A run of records
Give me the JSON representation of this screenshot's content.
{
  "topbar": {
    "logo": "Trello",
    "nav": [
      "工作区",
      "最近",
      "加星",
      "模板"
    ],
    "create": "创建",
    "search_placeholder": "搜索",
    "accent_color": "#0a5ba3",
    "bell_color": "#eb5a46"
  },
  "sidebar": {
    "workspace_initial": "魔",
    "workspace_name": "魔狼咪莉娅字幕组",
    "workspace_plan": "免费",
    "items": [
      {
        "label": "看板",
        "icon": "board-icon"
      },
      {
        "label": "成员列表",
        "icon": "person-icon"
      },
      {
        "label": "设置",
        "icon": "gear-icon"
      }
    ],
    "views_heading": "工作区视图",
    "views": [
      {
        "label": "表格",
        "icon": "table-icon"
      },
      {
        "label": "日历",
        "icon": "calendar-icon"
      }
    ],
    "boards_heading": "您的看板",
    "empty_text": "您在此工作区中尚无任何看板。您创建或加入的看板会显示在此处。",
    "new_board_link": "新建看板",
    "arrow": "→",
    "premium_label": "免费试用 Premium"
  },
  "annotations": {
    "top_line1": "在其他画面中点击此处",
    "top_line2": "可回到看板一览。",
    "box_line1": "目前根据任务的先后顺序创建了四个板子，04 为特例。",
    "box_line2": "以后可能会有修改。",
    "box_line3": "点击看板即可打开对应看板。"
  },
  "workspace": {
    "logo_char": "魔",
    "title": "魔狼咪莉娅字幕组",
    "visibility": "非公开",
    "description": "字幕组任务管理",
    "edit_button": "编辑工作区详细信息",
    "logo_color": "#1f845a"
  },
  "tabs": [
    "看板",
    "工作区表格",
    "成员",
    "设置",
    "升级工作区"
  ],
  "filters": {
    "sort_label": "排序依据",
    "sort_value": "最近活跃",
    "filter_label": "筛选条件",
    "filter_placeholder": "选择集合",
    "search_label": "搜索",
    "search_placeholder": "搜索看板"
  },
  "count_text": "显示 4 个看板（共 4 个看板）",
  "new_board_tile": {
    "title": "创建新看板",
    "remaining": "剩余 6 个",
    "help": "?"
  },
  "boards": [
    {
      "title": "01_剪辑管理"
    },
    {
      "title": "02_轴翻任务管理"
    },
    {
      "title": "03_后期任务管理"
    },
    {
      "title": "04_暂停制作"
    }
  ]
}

▶ **WRITTEN REQUEST**:
Identify the lines above with the word "title". Copy them.

▶ **EXERCISE ANSWER**:
    "title": "魔狼咪莉娅字幕组",
    "title": "创建新看板",
      "title": "01_剪辑管理"
      "title": "02_轴翻任务管理"
      "title": "03_后期任务管理"
      "title": "04_暂停制作"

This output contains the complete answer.